*SET PROBLEM*. Sift the listing for lines that hold the string "guanábana" and pull them out.

(Saved entries)
>> begin

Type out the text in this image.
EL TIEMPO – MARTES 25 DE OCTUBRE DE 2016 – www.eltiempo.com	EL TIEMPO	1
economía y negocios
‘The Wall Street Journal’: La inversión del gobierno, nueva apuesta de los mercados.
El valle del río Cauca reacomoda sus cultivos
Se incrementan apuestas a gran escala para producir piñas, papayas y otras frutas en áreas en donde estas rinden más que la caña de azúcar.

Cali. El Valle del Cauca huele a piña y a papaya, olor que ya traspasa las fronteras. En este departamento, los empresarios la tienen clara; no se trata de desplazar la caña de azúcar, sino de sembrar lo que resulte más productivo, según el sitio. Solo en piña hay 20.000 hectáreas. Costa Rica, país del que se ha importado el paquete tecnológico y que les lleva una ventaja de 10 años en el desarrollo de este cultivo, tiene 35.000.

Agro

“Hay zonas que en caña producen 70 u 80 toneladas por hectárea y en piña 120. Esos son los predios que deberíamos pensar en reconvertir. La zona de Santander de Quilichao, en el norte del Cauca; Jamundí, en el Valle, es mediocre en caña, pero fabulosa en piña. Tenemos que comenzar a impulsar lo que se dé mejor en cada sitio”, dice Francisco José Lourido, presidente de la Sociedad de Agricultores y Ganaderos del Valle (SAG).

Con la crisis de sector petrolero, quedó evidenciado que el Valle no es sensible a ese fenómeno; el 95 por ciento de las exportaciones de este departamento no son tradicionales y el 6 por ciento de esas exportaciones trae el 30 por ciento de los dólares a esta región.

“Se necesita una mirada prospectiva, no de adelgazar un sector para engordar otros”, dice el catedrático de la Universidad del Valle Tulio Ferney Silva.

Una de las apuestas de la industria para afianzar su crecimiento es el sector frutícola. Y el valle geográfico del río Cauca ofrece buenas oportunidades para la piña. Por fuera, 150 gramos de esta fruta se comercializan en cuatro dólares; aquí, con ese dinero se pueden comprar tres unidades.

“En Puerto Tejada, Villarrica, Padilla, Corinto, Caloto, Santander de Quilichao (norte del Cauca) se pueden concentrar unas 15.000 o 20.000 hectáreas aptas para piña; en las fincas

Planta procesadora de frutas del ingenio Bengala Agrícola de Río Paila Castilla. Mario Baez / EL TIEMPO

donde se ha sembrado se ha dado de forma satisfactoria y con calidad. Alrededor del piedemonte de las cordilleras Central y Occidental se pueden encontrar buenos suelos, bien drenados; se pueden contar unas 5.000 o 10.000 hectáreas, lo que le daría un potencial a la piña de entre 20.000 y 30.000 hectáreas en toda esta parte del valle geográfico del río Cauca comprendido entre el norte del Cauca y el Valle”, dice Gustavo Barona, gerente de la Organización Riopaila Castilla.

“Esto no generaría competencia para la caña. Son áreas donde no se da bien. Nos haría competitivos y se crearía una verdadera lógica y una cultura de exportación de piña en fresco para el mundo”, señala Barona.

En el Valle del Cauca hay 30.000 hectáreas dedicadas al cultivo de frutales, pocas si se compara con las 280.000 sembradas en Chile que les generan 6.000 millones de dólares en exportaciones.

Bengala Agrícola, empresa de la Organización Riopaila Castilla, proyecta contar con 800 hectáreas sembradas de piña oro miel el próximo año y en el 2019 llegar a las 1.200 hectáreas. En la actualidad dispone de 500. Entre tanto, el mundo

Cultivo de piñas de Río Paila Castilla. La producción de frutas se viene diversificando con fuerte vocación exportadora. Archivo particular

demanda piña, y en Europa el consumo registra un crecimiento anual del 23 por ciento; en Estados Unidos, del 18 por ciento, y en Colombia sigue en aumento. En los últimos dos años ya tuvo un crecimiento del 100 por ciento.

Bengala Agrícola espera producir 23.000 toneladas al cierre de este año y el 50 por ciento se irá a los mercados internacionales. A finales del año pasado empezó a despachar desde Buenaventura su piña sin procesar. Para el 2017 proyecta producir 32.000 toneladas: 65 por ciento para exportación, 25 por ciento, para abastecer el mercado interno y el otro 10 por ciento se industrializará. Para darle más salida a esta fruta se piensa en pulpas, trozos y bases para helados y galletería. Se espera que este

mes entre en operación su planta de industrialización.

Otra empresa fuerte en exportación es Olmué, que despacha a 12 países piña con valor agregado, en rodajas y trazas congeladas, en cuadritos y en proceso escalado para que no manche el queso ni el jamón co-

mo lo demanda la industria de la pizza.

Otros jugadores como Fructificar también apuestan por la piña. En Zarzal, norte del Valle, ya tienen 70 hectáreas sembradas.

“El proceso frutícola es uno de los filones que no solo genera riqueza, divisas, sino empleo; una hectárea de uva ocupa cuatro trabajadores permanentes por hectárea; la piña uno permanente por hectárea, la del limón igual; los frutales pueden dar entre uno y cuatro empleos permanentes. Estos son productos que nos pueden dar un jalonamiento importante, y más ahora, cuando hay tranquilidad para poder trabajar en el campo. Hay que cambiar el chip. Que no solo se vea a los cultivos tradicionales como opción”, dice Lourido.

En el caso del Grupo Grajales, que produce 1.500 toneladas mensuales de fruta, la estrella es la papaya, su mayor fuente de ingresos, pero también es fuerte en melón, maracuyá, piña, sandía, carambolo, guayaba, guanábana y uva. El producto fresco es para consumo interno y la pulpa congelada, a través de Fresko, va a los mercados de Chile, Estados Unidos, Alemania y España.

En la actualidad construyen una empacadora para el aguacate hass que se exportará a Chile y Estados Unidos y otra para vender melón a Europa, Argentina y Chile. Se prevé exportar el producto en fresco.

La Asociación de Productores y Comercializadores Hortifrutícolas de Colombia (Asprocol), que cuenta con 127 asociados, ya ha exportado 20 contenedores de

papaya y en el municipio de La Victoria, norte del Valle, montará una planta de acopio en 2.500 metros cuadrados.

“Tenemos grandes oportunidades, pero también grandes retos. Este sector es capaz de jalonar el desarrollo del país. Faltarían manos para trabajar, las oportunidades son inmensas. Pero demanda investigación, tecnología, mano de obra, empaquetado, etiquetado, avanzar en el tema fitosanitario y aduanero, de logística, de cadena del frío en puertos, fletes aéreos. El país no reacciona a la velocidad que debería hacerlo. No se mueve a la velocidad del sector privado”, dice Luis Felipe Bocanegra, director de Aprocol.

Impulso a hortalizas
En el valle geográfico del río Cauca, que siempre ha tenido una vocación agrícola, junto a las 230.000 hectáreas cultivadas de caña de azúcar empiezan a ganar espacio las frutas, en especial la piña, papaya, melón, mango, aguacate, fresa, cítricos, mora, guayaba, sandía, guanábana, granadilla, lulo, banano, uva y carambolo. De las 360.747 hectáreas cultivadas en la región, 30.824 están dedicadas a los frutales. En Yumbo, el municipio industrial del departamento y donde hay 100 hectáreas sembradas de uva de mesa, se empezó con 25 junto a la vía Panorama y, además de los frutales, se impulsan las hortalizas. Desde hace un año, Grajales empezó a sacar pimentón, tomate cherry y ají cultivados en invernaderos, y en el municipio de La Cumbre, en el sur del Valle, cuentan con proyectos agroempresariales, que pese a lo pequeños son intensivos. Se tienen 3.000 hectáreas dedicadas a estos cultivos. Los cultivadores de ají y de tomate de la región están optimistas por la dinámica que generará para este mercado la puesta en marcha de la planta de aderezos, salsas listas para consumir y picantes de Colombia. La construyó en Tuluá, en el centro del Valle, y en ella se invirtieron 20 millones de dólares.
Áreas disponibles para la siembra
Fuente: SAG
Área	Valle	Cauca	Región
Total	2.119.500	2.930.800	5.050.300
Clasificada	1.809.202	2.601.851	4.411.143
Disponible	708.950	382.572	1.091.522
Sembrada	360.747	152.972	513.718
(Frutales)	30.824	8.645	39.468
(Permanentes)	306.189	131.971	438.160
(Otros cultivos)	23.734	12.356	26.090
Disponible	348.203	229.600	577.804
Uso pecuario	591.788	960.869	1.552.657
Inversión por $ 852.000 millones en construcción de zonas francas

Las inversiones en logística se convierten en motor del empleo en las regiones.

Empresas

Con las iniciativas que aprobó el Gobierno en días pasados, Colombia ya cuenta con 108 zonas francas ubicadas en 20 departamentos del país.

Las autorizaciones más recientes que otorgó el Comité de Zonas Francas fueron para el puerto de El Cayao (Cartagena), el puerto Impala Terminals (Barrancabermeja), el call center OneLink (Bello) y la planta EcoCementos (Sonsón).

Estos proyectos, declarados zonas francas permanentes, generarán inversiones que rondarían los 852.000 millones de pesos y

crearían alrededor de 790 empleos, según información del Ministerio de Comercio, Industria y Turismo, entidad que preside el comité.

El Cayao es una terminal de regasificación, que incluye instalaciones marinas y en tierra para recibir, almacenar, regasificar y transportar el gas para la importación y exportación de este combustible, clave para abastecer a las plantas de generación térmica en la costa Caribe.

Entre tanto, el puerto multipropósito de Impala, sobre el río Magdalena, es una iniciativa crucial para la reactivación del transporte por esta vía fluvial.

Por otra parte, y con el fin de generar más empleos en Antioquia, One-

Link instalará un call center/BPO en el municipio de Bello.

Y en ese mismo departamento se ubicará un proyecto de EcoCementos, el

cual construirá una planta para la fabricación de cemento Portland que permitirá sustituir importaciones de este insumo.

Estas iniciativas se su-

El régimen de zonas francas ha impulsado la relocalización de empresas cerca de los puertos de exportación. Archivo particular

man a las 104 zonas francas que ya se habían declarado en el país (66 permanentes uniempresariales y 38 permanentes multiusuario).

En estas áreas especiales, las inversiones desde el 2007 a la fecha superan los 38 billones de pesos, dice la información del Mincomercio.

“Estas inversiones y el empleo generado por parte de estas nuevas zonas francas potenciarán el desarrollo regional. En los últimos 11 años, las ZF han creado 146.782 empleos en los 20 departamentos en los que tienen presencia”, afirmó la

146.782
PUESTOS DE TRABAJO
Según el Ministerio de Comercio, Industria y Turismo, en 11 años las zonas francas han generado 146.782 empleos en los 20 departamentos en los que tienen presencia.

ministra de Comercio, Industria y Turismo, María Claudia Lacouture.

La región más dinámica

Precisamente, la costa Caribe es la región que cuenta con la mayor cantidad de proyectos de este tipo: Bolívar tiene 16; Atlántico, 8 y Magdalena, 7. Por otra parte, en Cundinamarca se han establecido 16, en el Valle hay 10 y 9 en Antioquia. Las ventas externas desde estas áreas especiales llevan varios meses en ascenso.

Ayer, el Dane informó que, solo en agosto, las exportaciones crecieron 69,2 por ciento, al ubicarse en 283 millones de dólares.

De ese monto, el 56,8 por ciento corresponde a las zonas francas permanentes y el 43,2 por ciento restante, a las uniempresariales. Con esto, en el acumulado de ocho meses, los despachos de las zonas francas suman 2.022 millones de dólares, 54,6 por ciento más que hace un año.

>> end
>> begin

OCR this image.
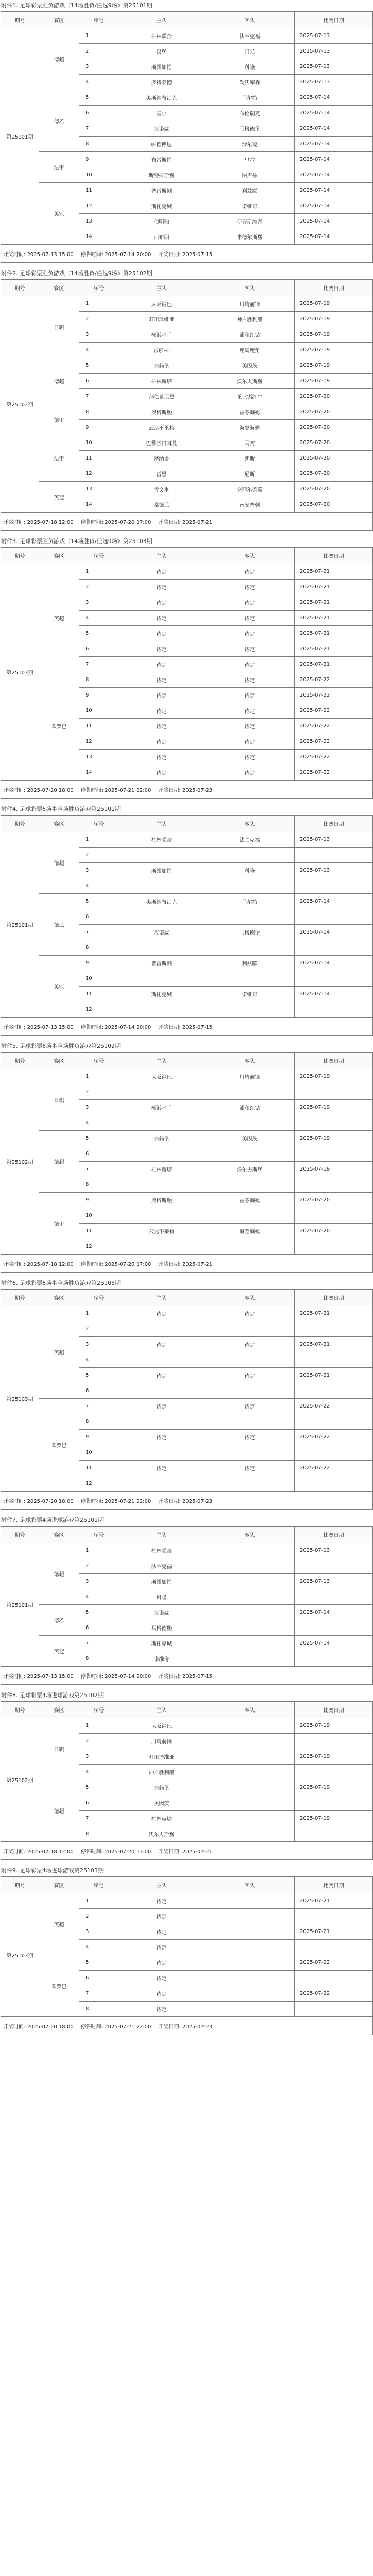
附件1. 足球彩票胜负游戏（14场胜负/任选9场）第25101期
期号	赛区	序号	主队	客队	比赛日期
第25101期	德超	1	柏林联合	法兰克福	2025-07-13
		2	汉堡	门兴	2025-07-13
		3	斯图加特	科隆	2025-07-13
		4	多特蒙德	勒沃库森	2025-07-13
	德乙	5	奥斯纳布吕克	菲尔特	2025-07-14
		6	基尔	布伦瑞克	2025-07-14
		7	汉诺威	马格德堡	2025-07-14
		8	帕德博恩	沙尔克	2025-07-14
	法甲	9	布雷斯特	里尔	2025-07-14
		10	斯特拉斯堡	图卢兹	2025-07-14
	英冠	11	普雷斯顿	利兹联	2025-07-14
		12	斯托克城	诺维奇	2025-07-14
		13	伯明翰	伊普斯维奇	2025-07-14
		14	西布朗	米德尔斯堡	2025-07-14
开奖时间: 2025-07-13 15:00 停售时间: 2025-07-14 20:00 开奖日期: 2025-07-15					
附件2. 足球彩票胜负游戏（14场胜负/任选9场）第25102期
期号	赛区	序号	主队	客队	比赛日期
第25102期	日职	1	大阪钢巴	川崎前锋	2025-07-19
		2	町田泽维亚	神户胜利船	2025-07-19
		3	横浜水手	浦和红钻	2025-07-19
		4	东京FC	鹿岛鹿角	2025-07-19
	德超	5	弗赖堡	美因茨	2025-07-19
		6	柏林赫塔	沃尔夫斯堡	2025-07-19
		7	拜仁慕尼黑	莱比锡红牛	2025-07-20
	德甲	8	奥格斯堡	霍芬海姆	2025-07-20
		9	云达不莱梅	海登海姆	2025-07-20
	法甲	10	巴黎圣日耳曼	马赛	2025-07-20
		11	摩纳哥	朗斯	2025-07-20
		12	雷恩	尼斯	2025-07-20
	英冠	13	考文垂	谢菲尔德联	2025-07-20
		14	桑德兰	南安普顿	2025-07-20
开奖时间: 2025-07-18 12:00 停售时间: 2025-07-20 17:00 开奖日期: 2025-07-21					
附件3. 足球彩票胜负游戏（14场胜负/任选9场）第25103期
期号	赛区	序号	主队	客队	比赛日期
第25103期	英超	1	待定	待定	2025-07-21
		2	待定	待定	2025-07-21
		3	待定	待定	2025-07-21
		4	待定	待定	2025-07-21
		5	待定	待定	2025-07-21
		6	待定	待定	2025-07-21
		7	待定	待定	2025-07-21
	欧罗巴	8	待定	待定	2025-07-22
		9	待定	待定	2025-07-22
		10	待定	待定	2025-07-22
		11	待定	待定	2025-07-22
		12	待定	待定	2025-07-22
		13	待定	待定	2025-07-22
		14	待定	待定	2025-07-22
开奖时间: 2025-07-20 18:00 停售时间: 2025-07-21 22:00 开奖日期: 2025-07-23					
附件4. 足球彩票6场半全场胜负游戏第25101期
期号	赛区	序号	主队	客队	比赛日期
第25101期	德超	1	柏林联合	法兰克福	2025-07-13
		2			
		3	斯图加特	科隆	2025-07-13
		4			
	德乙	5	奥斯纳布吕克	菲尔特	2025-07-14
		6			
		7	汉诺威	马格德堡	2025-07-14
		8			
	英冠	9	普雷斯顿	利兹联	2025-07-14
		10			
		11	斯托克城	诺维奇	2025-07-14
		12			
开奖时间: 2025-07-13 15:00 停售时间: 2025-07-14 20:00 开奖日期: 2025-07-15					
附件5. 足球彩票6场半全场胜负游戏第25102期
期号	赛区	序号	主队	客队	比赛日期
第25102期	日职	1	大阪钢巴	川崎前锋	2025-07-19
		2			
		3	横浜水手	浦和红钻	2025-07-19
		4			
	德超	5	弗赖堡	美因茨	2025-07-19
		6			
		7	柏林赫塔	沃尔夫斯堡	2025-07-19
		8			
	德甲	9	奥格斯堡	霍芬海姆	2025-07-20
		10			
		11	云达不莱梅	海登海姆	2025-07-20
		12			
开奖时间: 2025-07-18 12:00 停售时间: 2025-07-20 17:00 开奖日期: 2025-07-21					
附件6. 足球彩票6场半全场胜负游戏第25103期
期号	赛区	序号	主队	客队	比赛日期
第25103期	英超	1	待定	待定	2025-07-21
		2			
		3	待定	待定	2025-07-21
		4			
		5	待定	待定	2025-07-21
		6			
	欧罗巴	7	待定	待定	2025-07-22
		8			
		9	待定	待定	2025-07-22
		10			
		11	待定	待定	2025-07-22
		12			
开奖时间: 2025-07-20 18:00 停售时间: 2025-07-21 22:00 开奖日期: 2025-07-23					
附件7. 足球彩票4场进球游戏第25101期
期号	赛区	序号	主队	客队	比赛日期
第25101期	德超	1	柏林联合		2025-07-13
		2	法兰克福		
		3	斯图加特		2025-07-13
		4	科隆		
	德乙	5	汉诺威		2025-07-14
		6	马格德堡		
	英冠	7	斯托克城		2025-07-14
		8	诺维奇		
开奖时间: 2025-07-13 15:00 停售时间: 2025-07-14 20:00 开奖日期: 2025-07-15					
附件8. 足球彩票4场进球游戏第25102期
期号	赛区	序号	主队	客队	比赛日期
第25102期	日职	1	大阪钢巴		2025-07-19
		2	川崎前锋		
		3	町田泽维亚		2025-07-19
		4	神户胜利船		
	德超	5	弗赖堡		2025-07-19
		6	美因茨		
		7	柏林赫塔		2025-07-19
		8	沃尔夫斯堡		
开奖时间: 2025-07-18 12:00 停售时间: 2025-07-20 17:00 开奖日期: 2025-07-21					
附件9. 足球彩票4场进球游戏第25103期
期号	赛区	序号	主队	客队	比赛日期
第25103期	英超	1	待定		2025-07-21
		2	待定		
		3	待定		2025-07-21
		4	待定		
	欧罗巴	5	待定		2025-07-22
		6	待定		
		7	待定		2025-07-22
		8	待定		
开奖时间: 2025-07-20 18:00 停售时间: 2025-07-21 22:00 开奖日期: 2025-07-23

>> end

*ANSWER FOR THIS EXERCISE*.
En el caso del Grupo Grajales, que produce 1.500 toneladas mensuales de fruta, la estrella es la papaya, su mayor fuente de ingresos, pero también es fuerte en melón, maracuyá, piña, sandía, carambolo, guayaba, guanábana y uva. El producto fresco es para consumo interno y la pulpa congelada, a través de Fresko, va a los mercados de Chile, Estados Unidos, Alemania y España.
En el valle geográfico del río Cauca, que siempre ha tenido una vocación agrícola, junto a las 230.000 hectáreas cultivadas de caña de azúcar empiezan a ganar espacio las frutas, en especial la piña, papaya, melón, mango, aguacate, fresa, cítricos, mora, guayaba, sandía, guanábana, granadilla, lulo, banano, uva y carambolo. De las 360.747 hectáreas cultivadas en la región, 30.824 están dedicadas a los frutales. En Yumbo, el municipio industrial del departamento y donde hay 100 hectáreas sembradas de uva de mesa, se empezó con 25 junto a la vía Panorama y, además de los frutales, se impulsan las hortalizas. Desde hace un año, Grajales empezó a sacar pimentón, tomate cherry y ají cultivados en invernaderos, y en el municipio de La Cumbre, en el sur del Valle, cuentan con proyectos agroempresariales, que pese a lo pequeños son intensivos. Se tienen 3.000 hectáreas dedicadas a estos cultivos. Los cultivadores de ají y de tomate de la región están optimistas por la dinámica que generará para este mercado la puesta en marcha de la planta de aderezos, salsas listas para consumir y picantes de Colombia. La construyó en Tuluá, en el centro del Valle, y en ella se invirtieron 20 millones de dólares.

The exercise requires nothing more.